● THE PROBLEM: Give the number of lines in the data that hold the word "Step", and nothing else.

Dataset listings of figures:
┄┄┄┄┄┄┄┄┄┄┄┄┄┄┄┄┄┄┄┄

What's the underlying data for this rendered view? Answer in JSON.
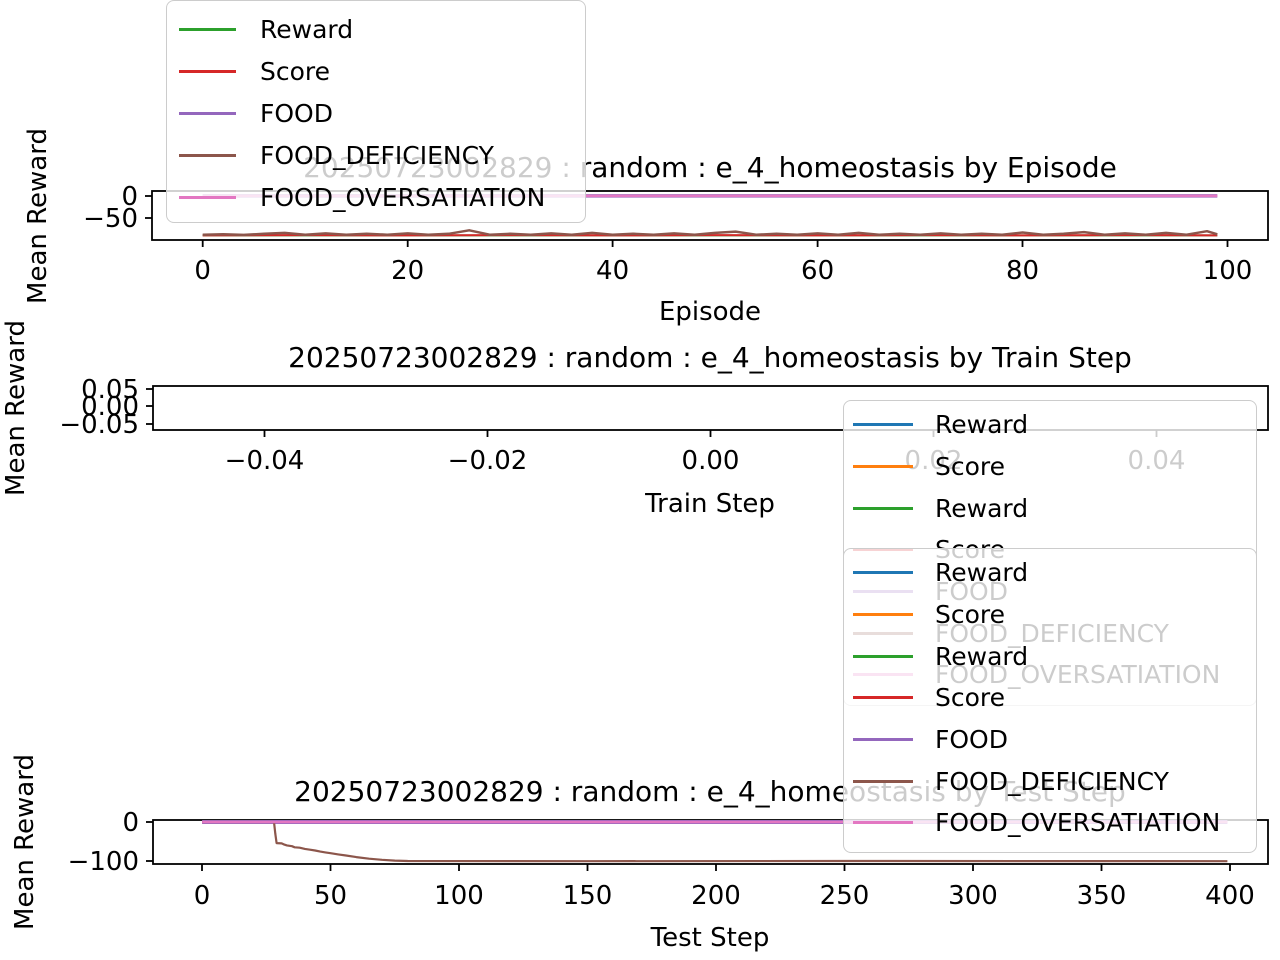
{
  "figure": {
    "background": "#ffffff",
    "text_color": "#000000",
    "faded_text_color": "#cccccc"
  },
  "legends": {
    "episode": {
      "items": [
        {
          "label": "Reward",
          "color": "#2ca02c"
        },
        {
          "label": "Score",
          "color": "#d62728"
        },
        {
          "label": "FOOD",
          "color": "#9467bd"
        },
        {
          "label": "FOOD_DEFICIENCY",
          "color": "#8c564b"
        },
        {
          "label": "FOOD_OVERSATIATION",
          "color": "#e377c2"
        }
      ]
    },
    "overlay_a": {
      "items": [
        {
          "label": "Reward",
          "color": "#1f77b4"
        },
        {
          "label": "Score",
          "color": "#ff7f0e"
        },
        {
          "label": "Reward",
          "color": "#2ca02c"
        },
        {
          "label": "Score",
          "color": "#d62728"
        },
        {
          "label": "FOOD",
          "color": "#9467bd"
        },
        {
          "label": "FOOD_DEFICIENCY",
          "color": "#8c564b"
        },
        {
          "label": "FOOD_OVERSATIATION",
          "color": "#e377c2"
        }
      ]
    },
    "overlay_b": {
      "items": [
        {
          "label": "Reward",
          "color": "#1f77b4"
        },
        {
          "label": "Score",
          "color": "#ff7f0e"
        },
        {
          "label": "Reward",
          "color": "#2ca02c"
        },
        {
          "label": "Score",
          "color": "#d62728"
        },
        {
          "label": "FOOD",
          "color": "#9467bd"
        },
        {
          "label": "FOOD_DEFICIENCY",
          "color": "#8c564b"
        },
        {
          "label": "FOOD_OVERSATIATION",
          "color": "#e377c2"
        }
      ]
    }
  },
  "chart_data": [
    {
      "type": "line",
      "title": "20250723002829 : random : e_4_homeostasis by Episode",
      "xlabel": "Episode",
      "ylabel": "Mean Reward",
      "xlim": [
        -4.95,
        103.95
      ],
      "ylim": [
        -100,
        11
      ],
      "xticks": [
        0,
        20,
        40,
        60,
        80,
        100
      ],
      "xtick_labels": [
        "0",
        "20",
        "40",
        "60",
        "80",
        "100"
      ],
      "yticks": [
        0,
        -50
      ],
      "ytick_labels": [
        "0",
        "−50"
      ],
      "grid": false,
      "legend_labels": [
        "Reward",
        "Score",
        "FOOD",
        "FOOD_DEFICIENCY",
        "FOOD_OVERSATIATION"
      ],
      "legend_position": "upper left",
      "series": [
        {
          "name": "Reward",
          "color": "#2ca02c",
          "width": 2,
          "points": [
            [
              0,
              -89.5
            ],
            [
              99,
              -89.5
            ]
          ]
        },
        {
          "name": "Score",
          "color": "#d62728",
          "width": 2,
          "points": [
            [
              0,
              -89.5
            ],
            [
              10,
              -89
            ],
            [
              20,
              -89.5
            ],
            [
              30,
              -89
            ],
            [
              40,
              -89.5
            ],
            [
              50,
              -89
            ],
            [
              60,
              -89.5
            ],
            [
              70,
              -89
            ],
            [
              80,
              -89.5
            ],
            [
              90,
              -89
            ],
            [
              99,
              -89.5
            ]
          ]
        },
        {
          "name": "FOOD",
          "color": "#9467bd",
          "width": 3.5,
          "points": [
            [
              0,
              0
            ],
            [
              99,
              0
            ]
          ]
        },
        {
          "name": "FOOD_DEFICIENCY",
          "color": "#8c564b",
          "width": 2.5,
          "points": [
            [
              0,
              -88
            ],
            [
              2,
              -87
            ],
            [
              4,
              -88.5
            ],
            [
              6,
              -86
            ],
            [
              8,
              -84
            ],
            [
              10,
              -88
            ],
            [
              12,
              -85
            ],
            [
              14,
              -88
            ],
            [
              16,
              -86
            ],
            [
              18,
              -88
            ],
            [
              20,
              -85
            ],
            [
              22,
              -88
            ],
            [
              24,
              -86
            ],
            [
              26,
              -78
            ],
            [
              28,
              -88
            ],
            [
              30,
              -86
            ],
            [
              32,
              -88
            ],
            [
              34,
              -85
            ],
            [
              36,
              -88
            ],
            [
              38,
              -84
            ],
            [
              40,
              -88
            ],
            [
              42,
              -86
            ],
            [
              44,
              -88
            ],
            [
              46,
              -85
            ],
            [
              48,
              -88
            ],
            [
              50,
              -84
            ],
            [
              52,
              -81
            ],
            [
              54,
              -88
            ],
            [
              56,
              -86
            ],
            [
              58,
              -88
            ],
            [
              60,
              -85
            ],
            [
              62,
              -88
            ],
            [
              64,
              -84
            ],
            [
              66,
              -88
            ],
            [
              68,
              -86
            ],
            [
              70,
              -88
            ],
            [
              72,
              -85
            ],
            [
              74,
              -88
            ],
            [
              76,
              -86
            ],
            [
              78,
              -88
            ],
            [
              80,
              -83
            ],
            [
              82,
              -88
            ],
            [
              84,
              -86
            ],
            [
              86,
              -82
            ],
            [
              88,
              -88
            ],
            [
              90,
              -85
            ],
            [
              92,
              -88
            ],
            [
              94,
              -84
            ],
            [
              96,
              -88
            ],
            [
              98,
              -80
            ],
            [
              99,
              -87
            ]
          ]
        },
        {
          "name": "FOOD_OVERSATIATION",
          "color": "#e377c2",
          "width": 2.5,
          "points": [
            [
              0,
              0
            ],
            [
              99,
              0
            ]
          ]
        }
      ]
    },
    {
      "type": "line",
      "title": "20250723002829 : random : e_4_homeostasis by Train Step",
      "xlabel": "Train Step",
      "ylabel": "Mean Reward",
      "xlim": [
        -0.05,
        0.05
      ],
      "ylim": [
        -0.055,
        0.055
      ],
      "xticks": [
        -0.04,
        -0.02,
        0.0,
        0.02,
        0.04
      ],
      "xtick_labels": [
        "−0.04",
        "−0.02",
        "0.00",
        "0.02",
        "0.04"
      ],
      "yticks": [
        0.05,
        0.0,
        -0.05
      ],
      "ytick_labels": [
        "0.05",
        "0.00",
        "−0.05"
      ],
      "grid": false,
      "legend_labels": [
        "Reward",
        "Score",
        "Reward",
        "Score",
        "FOOD",
        "FOOD_DEFICIENCY",
        "FOOD_OVERSATIATION"
      ],
      "legend_position": "center right overlay",
      "series": []
    },
    {
      "type": "line",
      "title": "20250723002829 : random : e_4_homeostasis by Test Step",
      "xlabel": "Test Step",
      "ylabel": "Mean Reward",
      "xlim": [
        -19.1,
        414.8
      ],
      "ylim": [
        -107.7,
        5.1
      ],
      "xticks": [
        0,
        50,
        100,
        150,
        200,
        250,
        300,
        350,
        400
      ],
      "xtick_labels": [
        "0",
        "50",
        "100",
        "150",
        "200",
        "250",
        "300",
        "350",
        "400"
      ],
      "yticks": [
        0,
        -100
      ],
      "ytick_labels": [
        "0",
        "−100"
      ],
      "grid": false,
      "legend_labels": [
        "Reward",
        "Score",
        "Reward",
        "Score",
        "FOOD",
        "FOOD_DEFICIENCY",
        "FOOD_OVERSATIATION"
      ],
      "legend_position": "upper right overlay",
      "series": [
        {
          "name": "Reward",
          "color": "#1f77b4",
          "width": 2,
          "points": [
            [
              0,
              0
            ],
            [
              399,
              0
            ]
          ]
        },
        {
          "name": "Score",
          "color": "#ff7f0e",
          "width": 2,
          "points": [
            [
              0,
              0
            ],
            [
              399,
              0
            ]
          ]
        },
        {
          "name": "Reward",
          "color": "#2ca02c",
          "width": 2,
          "points": [
            [
              0,
              0
            ],
            [
              399,
              0
            ]
          ]
        },
        {
          "name": "Score",
          "color": "#d62728",
          "width": 2,
          "points": [
            [
              0,
              0
            ],
            [
              399,
              0
            ]
          ]
        },
        {
          "name": "FOOD",
          "color": "#9467bd",
          "width": 4,
          "points": [
            [
              0,
              0
            ],
            [
              399,
              0
            ]
          ]
        },
        {
          "name": "FOOD_DEFICIENCY",
          "color": "#8c564b",
          "width": 2.2,
          "points": [
            [
              0,
              0
            ],
            [
              28,
              0
            ],
            [
              28.5,
              -30
            ],
            [
              29,
              -54
            ],
            [
              31,
              -55
            ],
            [
              32,
              -58
            ],
            [
              33,
              -60
            ],
            [
              35,
              -62
            ],
            [
              36,
              -65
            ],
            [
              38,
              -66
            ],
            [
              40,
              -69
            ],
            [
              42,
              -71
            ],
            [
              44,
              -73
            ],
            [
              46,
              -76
            ],
            [
              48,
              -78
            ],
            [
              50,
              -80
            ],
            [
              53,
              -83
            ],
            [
              56,
              -86
            ],
            [
              60,
              -90
            ],
            [
              65,
              -94
            ],
            [
              70,
              -97
            ],
            [
              75,
              -99
            ],
            [
              80,
              -100
            ],
            [
              150,
              -100.5
            ],
            [
              250,
              -100
            ],
            [
              399,
              -100.5
            ]
          ]
        },
        {
          "name": "FOOD_OVERSATIATION",
          "color": "#e377c2",
          "width": 2.5,
          "points": [
            [
              0,
              0
            ],
            [
              399,
              0
            ]
          ]
        }
      ]
    }
  ]
}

┄┄┄┄┄┄┄┄┄┄┄┄┄┄┄┄┄┄┄┄

● EXERCISE SOLUTION: 4